Please return each entry exactly as it appears, but not the pictures.

- Exercise input:
============================================================
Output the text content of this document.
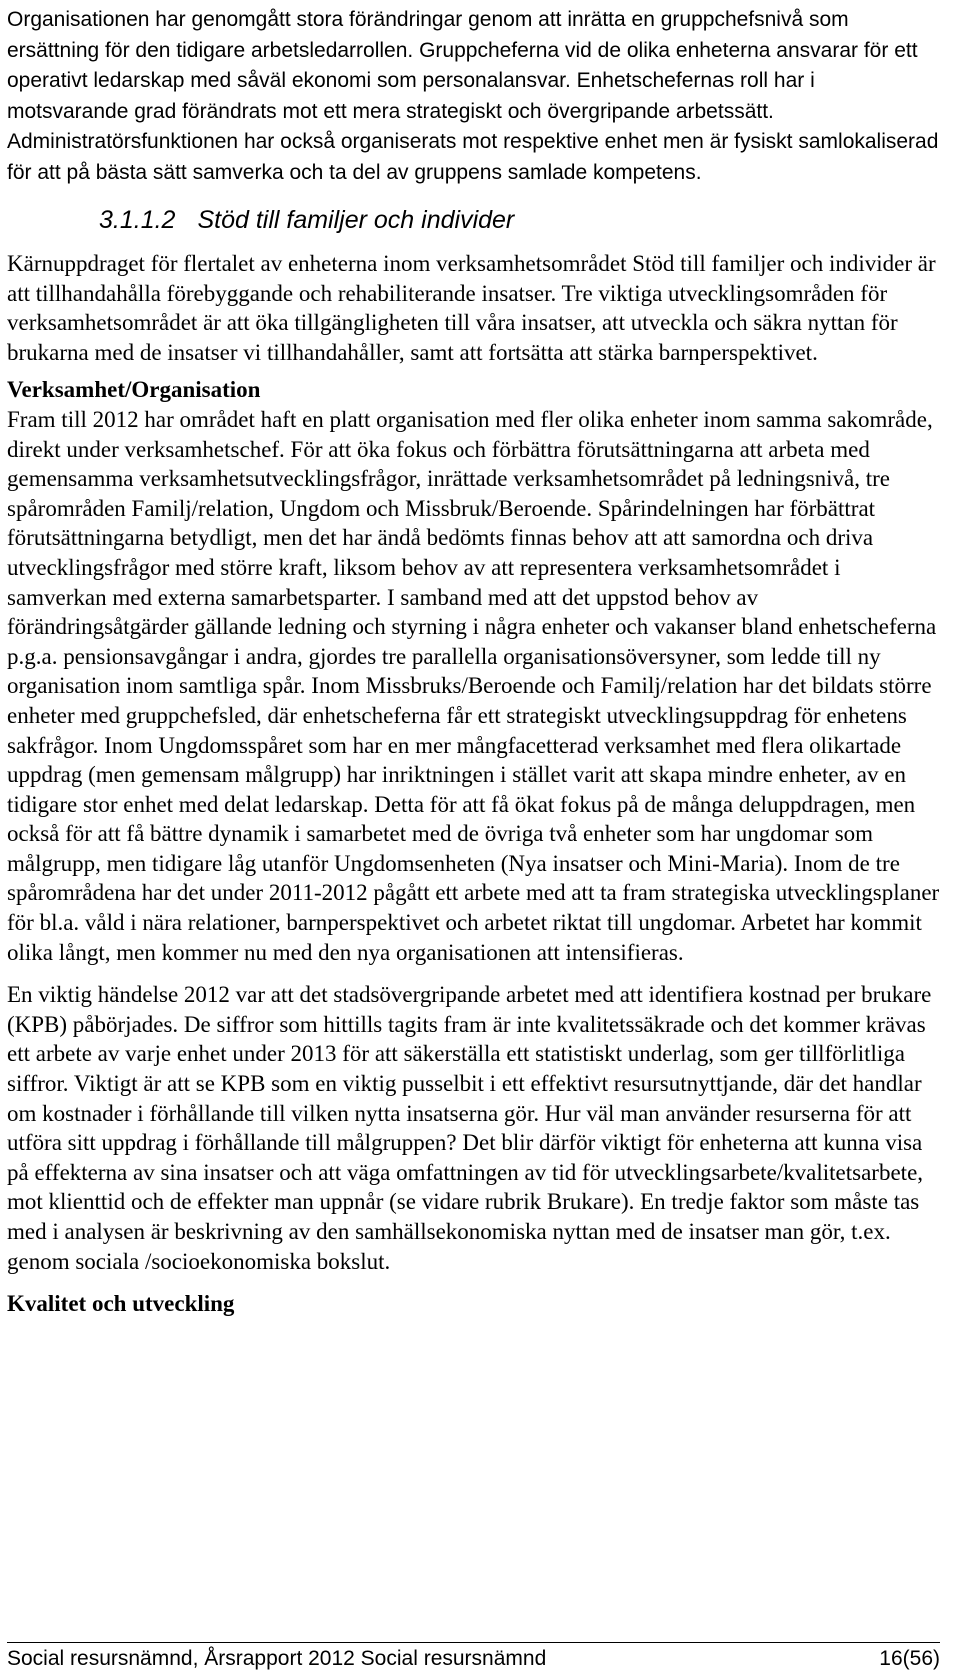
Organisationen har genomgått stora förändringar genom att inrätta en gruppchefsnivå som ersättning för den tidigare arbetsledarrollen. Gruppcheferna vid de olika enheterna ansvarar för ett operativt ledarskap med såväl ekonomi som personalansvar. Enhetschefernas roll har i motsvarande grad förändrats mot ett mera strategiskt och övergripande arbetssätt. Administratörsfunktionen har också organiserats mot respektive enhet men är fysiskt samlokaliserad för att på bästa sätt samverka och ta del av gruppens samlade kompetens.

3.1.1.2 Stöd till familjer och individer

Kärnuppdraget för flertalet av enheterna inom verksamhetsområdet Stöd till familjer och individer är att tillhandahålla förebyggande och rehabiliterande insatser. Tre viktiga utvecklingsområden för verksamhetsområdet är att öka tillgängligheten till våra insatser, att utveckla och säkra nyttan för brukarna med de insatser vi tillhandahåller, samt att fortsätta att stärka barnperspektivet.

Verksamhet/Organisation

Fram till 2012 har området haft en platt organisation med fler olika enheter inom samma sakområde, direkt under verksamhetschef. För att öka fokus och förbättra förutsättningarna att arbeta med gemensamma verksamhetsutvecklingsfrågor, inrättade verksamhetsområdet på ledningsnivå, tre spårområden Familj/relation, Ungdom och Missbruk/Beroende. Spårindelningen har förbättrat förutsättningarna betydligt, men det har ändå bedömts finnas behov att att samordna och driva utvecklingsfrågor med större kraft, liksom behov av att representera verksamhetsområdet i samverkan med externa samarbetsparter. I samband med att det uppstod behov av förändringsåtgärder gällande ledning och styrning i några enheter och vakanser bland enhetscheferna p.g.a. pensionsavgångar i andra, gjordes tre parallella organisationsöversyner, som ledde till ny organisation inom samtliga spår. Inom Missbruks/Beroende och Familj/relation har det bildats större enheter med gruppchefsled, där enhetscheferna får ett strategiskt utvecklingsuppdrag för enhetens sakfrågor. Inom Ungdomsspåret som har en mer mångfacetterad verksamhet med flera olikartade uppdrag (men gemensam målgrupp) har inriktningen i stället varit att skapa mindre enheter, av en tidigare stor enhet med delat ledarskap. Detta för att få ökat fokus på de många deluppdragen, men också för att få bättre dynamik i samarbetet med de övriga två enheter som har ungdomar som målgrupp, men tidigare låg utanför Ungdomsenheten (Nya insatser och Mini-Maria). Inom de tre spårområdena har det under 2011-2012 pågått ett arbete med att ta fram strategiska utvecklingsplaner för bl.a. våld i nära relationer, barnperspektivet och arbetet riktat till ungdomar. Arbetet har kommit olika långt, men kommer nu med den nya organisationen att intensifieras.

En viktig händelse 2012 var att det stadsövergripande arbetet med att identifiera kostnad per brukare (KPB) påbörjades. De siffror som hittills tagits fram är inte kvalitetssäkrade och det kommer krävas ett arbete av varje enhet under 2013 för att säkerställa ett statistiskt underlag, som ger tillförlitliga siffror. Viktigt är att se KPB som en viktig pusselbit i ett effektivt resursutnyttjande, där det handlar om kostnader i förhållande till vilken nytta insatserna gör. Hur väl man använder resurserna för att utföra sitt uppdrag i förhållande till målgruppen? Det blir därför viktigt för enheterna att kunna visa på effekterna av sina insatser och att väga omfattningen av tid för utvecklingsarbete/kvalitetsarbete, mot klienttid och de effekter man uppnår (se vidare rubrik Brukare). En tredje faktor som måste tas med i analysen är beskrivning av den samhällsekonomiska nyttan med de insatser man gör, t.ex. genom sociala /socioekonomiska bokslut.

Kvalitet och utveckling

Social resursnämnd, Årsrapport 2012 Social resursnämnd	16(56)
============================================================
- Answer:
Output the text content of this document.
Organisationen har genomgått stora förändringar genom att inrätta en gruppchefsnivå som ersättning för den tidigare arbetsledarrollen. Gruppcheferna vid de olika enheterna ansvarar för ett operativt ledarskap med såväl ekonomi som personalansvar. Enhetschefernas roll har i motsvarande grad förändrats mot ett mera strategiskt och övergripande arbetssätt. Administratörsfunktionen har också organiserats mot respektive enhet men är fysiskt samlokaliserad för att på bästa sätt samverka och ta del av gruppens samlade kompetens.

3.1.1.2 Stöd till familjer och individer

Kärnuppdraget för flertalet av enheterna inom verksamhetsområdet Stöd till familjer och individer är att tillhandahålla förebyggande och rehabiliterande insatser. Tre viktiga utvecklingsområden för verksamhetsområdet är att öka tillgängligheten till våra insatser, att utveckla och säkra nyttan för brukarna med de insatser vi tillhandahåller, samt att fortsätta att stärka barnperspektivet.

Verksamhet/Organisation

Fram till 2012 har området haft en platt organisation med fler olika enheter inom samma sakområde, direkt under verksamhetschef. För att öka fokus och förbättra förutsättningarna att arbeta med gemensamma verksamhetsutvecklingsfrågor, inrättade verksamhetsområdet på ledningsnivå, tre spårområden Familj/relation, Ungdom och Missbruk/Beroende. Spårindelningen har förbättrat förutsättningarna betydligt, men det har ändå bedömts finnas behov att att samordna och driva utvecklingsfrågor med större kraft, liksom behov av att representera verksamhetsområdet i samverkan med externa samarbetsparter. I samband med att det uppstod behov av förändringsåtgärder gällande ledning och styrning i några enheter och vakanser bland enhetscheferna p.g.a. pensionsavgångar i andra, gjordes tre parallella organisationsöversyner, som ledde till ny organisation inom samtliga spår. Inom Missbruks/Beroende och Familj/relation har det bildats större enheter med gruppchefsled, där enhetscheferna får ett strategiskt utvecklingsuppdrag för enhetens sakfrågor. Inom Ungdomsspåret som har en mer mångfacetterad verksamhet med flera olikartade uppdrag (men gemensam målgrupp) har inriktningen i stället varit att skapa mindre enheter, av en tidigare stor enhet med delat ledarskap. Detta för att få ökat fokus på de många deluppdragen, men också för att få bättre dynamik i samarbetet med de övriga två enheter som har ungdomar som målgrupp, men tidigare låg utanför Ungdomsenheten (Nya insatser och Mini-Maria). Inom de tre spårområdena har det under 2011-2012 pågått ett arbete med att ta fram strategiska utvecklingsplaner för bl.a. våld i nära relationer, barnperspektivet och arbetet riktat till ungdomar. Arbetet har kommit olika långt, men kommer nu med den nya organisationen att intensifieras.

En viktig händelse 2012 var att det stadsövergripande arbetet med att identifiera kostnad per brukare (KPB) påbörjades. De siffror som hittills tagits fram är inte kvalitetssäkrade och det kommer krävas ett arbete av varje enhet under 2013 för att säkerställa ett statistiskt underlag, som ger tillförlitliga siffror. Viktigt är att se KPB som en viktig pusselbit i ett effektivt resursutnyttjande, där det handlar om kostnader i förhållande till vilken nytta insatserna gör. Hur väl man använder resurserna för att utföra sitt uppdrag i förhållande till målgruppen? Det blir därför viktigt för enheterna att kunna visa på effekterna av sina insatser och att väga omfattningen av tid för utvecklingsarbete/kvalitetsarbete, mot klienttid och de effekter man uppnår (se vidare rubrik Brukare). En tredje faktor som måste tas med i analysen är beskrivning av den samhällsekonomiska nyttan med de insatser man gör, t.ex. genom sociala /socioekonomiska bokslut.

Kvalitet och utveckling

Social resursnämnd, Årsrapport 2012 Social resursnämnd	16(56)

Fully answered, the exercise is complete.